___ DATA IN THIS EXERCISE
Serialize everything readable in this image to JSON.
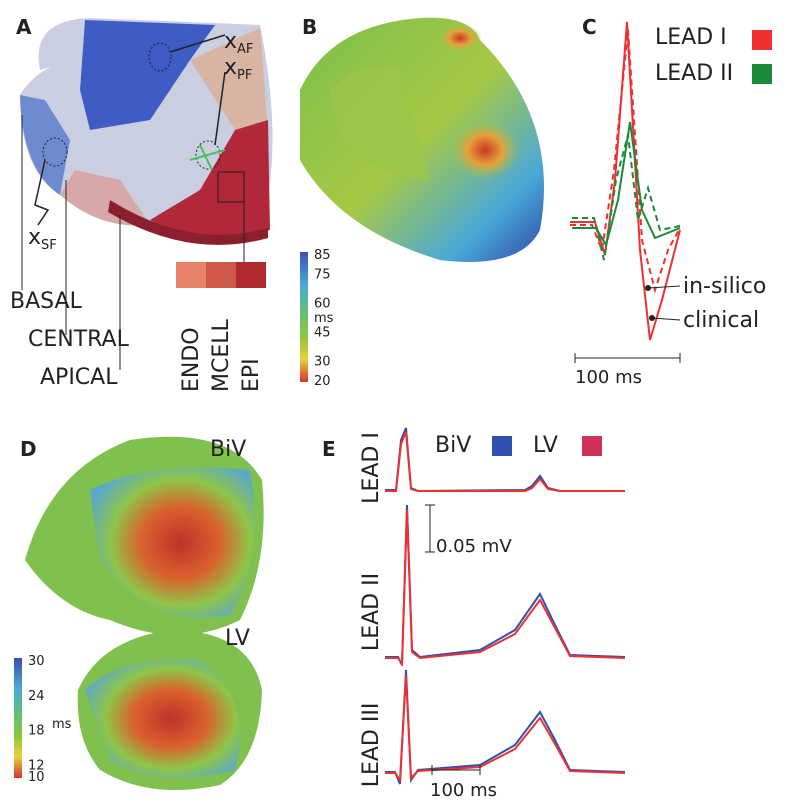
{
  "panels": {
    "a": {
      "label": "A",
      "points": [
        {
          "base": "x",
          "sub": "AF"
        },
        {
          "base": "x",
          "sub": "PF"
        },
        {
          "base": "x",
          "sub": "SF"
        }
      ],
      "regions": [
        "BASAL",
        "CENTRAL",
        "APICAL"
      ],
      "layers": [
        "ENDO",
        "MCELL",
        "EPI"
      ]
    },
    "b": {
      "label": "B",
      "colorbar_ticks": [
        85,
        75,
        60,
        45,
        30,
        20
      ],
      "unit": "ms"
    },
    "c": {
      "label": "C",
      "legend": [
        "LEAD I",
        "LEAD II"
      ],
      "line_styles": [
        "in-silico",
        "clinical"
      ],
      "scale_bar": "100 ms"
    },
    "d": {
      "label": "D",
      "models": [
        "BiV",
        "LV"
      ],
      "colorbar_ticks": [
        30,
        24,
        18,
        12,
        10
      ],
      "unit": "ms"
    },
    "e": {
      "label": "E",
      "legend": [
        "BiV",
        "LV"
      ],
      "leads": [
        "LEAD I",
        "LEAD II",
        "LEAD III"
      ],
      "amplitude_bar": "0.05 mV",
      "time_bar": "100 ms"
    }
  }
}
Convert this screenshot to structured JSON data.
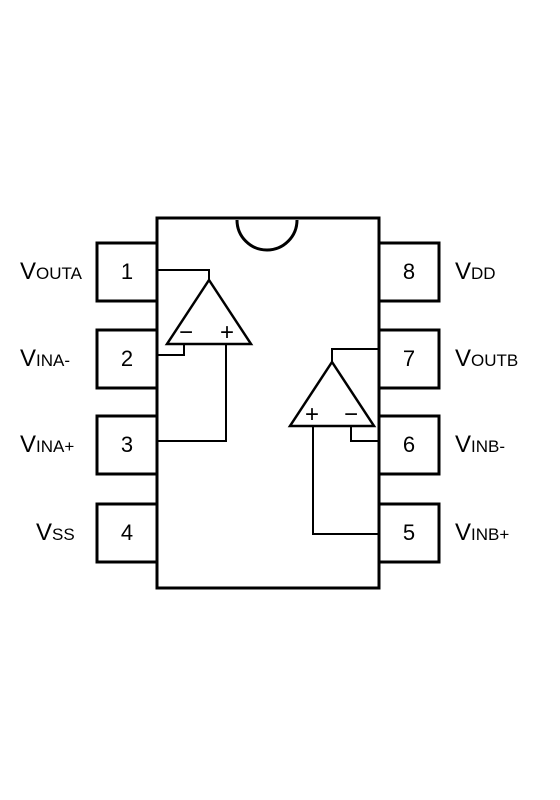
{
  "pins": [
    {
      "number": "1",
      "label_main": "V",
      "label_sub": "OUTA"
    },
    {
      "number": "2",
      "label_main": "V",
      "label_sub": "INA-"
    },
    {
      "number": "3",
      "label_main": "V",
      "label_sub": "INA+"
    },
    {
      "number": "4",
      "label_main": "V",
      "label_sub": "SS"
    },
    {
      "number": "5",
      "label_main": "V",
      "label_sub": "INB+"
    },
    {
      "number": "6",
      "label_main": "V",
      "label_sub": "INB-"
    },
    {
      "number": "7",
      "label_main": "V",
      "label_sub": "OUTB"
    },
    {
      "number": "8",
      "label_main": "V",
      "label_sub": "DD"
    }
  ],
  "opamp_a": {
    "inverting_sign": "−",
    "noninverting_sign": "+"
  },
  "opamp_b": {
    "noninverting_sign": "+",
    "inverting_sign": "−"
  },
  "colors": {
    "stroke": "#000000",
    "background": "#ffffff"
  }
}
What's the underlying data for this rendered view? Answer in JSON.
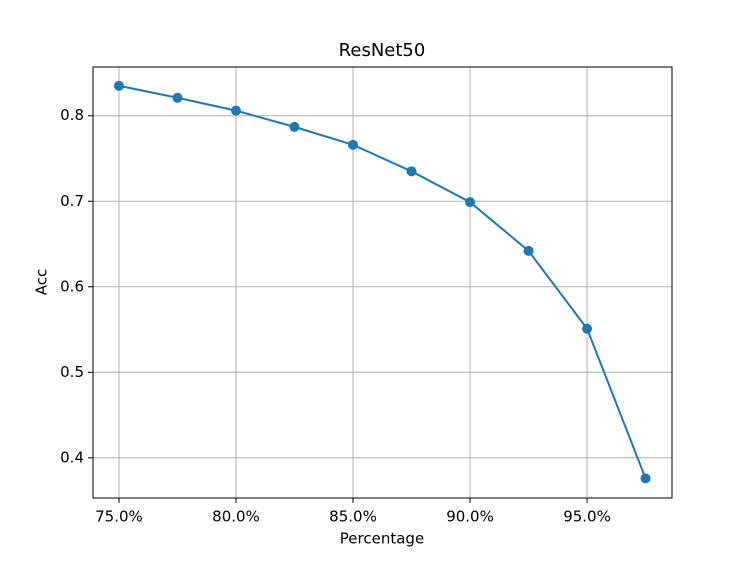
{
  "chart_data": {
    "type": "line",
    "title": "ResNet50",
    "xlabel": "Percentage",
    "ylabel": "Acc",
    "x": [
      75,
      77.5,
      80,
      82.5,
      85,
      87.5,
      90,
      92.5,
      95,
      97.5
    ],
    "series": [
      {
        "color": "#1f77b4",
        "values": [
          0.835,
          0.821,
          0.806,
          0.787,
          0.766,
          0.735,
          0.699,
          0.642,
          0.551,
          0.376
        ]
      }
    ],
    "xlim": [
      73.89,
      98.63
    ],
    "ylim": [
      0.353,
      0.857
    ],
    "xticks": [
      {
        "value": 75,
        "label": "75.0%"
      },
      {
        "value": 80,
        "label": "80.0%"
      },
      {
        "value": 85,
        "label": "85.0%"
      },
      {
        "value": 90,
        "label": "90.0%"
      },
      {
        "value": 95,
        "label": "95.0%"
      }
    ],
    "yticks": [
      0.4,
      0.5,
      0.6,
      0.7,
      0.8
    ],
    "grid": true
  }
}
______
TASK INSTRUCTIONS.
Pick out each line that holds the string "number".

ANSWER TO THIS PROBLEM.
      "number": "1",
      "number": "2",
      "number": "3",
      "number": "4",
      "number": "5",
      "number": "6",
      "number": "7",
      "number": "8",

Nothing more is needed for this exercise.